DATA EXCERPTS>
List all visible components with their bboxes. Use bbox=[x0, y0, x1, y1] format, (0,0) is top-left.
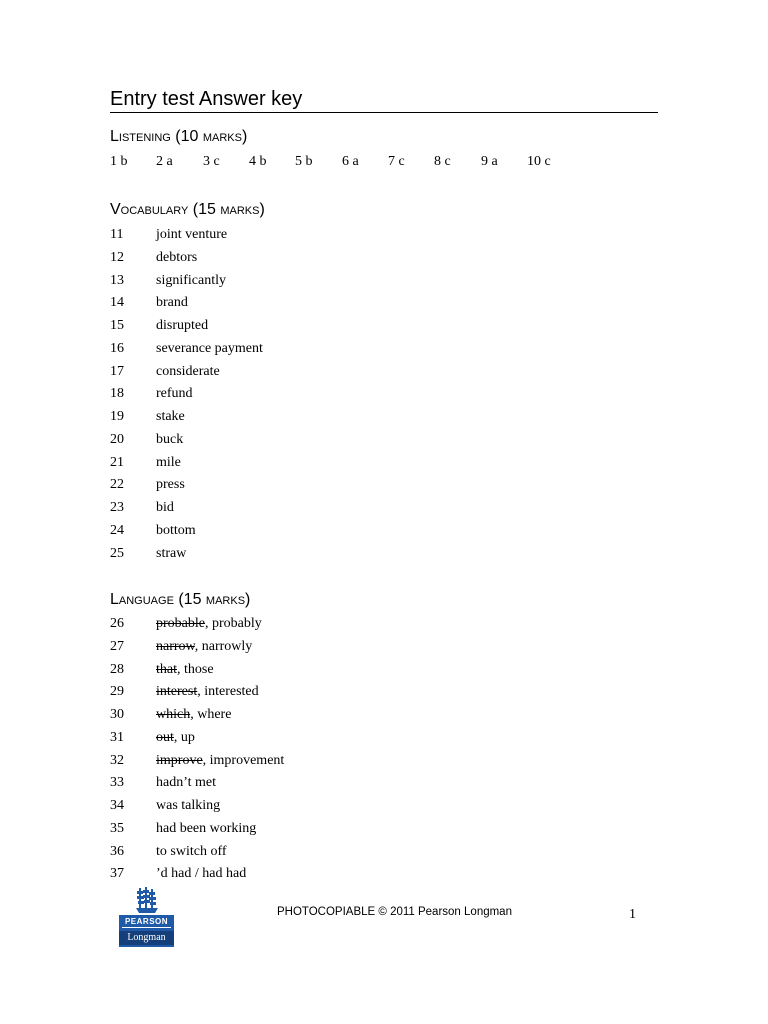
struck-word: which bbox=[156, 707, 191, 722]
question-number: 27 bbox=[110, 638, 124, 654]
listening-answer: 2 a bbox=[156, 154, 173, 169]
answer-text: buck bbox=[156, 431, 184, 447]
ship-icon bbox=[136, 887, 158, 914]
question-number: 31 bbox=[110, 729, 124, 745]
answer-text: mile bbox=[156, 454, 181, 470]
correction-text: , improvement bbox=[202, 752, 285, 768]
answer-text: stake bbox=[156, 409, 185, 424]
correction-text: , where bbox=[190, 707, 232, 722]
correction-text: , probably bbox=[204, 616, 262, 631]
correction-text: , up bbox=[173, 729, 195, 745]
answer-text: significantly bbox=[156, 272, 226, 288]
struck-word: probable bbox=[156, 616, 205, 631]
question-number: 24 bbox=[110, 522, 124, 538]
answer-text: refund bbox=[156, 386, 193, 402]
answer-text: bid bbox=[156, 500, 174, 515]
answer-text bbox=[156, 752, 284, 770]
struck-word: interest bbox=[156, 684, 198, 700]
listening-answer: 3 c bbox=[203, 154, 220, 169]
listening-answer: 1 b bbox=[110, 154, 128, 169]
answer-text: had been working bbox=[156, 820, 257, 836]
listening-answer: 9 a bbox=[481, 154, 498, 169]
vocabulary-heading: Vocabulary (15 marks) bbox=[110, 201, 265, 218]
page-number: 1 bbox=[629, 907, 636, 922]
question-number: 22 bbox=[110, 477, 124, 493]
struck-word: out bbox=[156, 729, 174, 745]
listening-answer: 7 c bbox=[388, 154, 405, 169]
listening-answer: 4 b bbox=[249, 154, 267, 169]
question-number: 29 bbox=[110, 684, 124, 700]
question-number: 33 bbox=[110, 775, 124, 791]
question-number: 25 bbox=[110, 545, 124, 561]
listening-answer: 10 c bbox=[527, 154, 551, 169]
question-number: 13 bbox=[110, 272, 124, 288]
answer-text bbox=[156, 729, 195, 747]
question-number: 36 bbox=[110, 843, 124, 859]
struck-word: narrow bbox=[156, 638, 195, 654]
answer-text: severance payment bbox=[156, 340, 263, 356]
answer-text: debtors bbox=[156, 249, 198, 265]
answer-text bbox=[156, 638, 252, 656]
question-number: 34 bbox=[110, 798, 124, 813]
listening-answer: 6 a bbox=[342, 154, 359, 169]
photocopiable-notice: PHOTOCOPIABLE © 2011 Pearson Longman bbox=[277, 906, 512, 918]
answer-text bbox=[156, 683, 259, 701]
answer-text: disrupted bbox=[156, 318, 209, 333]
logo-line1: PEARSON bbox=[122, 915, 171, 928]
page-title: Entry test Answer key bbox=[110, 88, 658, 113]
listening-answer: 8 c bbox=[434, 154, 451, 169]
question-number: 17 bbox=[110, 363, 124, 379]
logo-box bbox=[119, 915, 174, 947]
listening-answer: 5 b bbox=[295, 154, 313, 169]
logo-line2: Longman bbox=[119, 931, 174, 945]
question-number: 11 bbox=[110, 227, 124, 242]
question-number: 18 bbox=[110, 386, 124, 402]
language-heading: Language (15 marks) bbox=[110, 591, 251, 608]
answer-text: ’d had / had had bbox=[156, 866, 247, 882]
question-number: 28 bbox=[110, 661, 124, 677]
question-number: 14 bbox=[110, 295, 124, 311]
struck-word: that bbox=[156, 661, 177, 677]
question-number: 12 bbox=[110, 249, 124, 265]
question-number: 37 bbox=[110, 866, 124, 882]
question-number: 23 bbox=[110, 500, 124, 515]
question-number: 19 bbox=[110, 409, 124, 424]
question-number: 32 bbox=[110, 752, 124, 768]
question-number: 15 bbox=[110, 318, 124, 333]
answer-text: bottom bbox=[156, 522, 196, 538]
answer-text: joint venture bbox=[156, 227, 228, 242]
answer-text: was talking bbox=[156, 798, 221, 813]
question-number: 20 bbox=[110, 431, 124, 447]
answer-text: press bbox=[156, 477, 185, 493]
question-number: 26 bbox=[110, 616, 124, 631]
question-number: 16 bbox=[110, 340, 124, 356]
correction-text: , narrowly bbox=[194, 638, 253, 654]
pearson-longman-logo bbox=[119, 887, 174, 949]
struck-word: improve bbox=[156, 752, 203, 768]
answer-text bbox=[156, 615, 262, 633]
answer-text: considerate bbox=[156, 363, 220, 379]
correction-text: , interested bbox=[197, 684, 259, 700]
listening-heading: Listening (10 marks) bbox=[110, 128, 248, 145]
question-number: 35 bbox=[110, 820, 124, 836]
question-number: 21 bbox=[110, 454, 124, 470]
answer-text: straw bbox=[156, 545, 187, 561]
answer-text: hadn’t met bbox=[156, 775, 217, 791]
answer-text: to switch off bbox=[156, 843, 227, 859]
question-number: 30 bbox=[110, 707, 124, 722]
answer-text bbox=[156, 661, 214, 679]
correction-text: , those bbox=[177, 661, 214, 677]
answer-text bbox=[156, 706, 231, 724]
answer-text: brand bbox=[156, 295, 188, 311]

---

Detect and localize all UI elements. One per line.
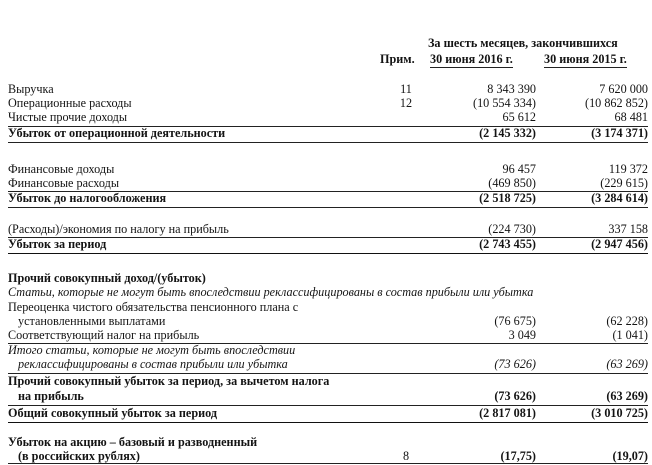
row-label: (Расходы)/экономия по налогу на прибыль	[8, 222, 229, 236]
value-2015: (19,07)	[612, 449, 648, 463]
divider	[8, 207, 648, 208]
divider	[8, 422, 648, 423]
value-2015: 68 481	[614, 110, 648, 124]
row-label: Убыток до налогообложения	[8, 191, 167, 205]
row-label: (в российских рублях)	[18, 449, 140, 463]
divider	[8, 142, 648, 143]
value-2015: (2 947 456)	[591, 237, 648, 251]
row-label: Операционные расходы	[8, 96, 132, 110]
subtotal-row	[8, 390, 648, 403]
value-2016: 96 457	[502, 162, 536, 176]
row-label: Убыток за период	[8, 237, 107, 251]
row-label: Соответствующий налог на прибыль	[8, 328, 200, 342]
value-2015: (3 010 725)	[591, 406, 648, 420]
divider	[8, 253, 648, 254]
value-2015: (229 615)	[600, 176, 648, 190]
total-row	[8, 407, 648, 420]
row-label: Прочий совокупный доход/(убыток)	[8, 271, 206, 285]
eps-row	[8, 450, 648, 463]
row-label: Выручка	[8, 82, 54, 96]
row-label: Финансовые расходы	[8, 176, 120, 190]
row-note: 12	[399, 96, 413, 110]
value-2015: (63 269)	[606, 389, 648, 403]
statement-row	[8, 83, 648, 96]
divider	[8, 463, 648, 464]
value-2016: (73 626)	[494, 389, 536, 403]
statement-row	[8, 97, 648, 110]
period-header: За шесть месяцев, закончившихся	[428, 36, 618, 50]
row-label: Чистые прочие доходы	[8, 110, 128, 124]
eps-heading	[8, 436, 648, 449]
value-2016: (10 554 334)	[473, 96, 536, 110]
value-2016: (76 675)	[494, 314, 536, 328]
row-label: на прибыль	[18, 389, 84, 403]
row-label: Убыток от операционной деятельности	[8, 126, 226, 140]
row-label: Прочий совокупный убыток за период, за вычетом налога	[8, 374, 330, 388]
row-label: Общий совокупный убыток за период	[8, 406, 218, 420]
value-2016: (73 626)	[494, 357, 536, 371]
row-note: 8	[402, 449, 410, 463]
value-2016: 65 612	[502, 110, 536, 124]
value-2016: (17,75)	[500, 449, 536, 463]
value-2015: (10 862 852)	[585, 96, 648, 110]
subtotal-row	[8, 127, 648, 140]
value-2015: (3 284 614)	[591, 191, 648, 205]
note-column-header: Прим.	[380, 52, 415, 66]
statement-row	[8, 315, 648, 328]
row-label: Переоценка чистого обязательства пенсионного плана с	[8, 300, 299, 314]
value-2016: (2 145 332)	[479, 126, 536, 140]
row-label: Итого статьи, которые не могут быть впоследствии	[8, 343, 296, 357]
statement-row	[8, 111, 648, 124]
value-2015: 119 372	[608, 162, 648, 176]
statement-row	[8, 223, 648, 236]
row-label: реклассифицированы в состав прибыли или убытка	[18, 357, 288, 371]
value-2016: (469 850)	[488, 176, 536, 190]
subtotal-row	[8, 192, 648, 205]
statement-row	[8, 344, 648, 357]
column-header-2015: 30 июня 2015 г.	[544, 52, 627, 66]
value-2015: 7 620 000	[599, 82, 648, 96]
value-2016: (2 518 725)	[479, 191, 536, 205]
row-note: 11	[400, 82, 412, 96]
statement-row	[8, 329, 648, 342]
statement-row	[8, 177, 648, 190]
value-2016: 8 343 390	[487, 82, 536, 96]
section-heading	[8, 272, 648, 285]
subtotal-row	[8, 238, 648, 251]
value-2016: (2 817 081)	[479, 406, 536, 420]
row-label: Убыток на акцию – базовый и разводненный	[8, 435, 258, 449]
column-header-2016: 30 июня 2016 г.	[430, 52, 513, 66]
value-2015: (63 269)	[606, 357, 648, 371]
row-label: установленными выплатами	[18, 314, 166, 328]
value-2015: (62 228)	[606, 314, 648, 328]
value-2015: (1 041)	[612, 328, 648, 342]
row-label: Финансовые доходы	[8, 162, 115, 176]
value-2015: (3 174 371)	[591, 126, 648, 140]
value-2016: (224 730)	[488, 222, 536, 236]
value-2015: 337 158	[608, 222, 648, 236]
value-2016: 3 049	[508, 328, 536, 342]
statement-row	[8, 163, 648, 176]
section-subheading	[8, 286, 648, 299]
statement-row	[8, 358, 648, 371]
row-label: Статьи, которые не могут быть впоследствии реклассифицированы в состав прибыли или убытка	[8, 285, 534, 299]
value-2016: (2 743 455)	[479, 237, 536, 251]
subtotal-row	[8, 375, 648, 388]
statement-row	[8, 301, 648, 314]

REQUIREMENT>
Reproduce the records from the line with "struck-word: which bbox=[156, 707, 191, 722]" to the line with "correction-text: , where", substituting "answer-word" for "answer-text" and keeping everything else unchanged.

REPLY TO THE EXERCISE>
struck-word: which bbox=[156, 707, 191, 722]
question-number: 27 bbox=[110, 638, 124, 654]
listening-answer: 2 a bbox=[156, 154, 173, 169]
answer-word: buck bbox=[156, 431, 184, 447]
ship-icon bbox=[136, 887, 158, 914]
question-number: 31 bbox=[110, 729, 124, 745]
answer-word: mile bbox=[156, 454, 181, 470]
correction-text: , improvement bbox=[202, 752, 285, 768]
answer-word: stake bbox=[156, 409, 185, 424]
correction-text: , where bbox=[190, 707, 232, 722]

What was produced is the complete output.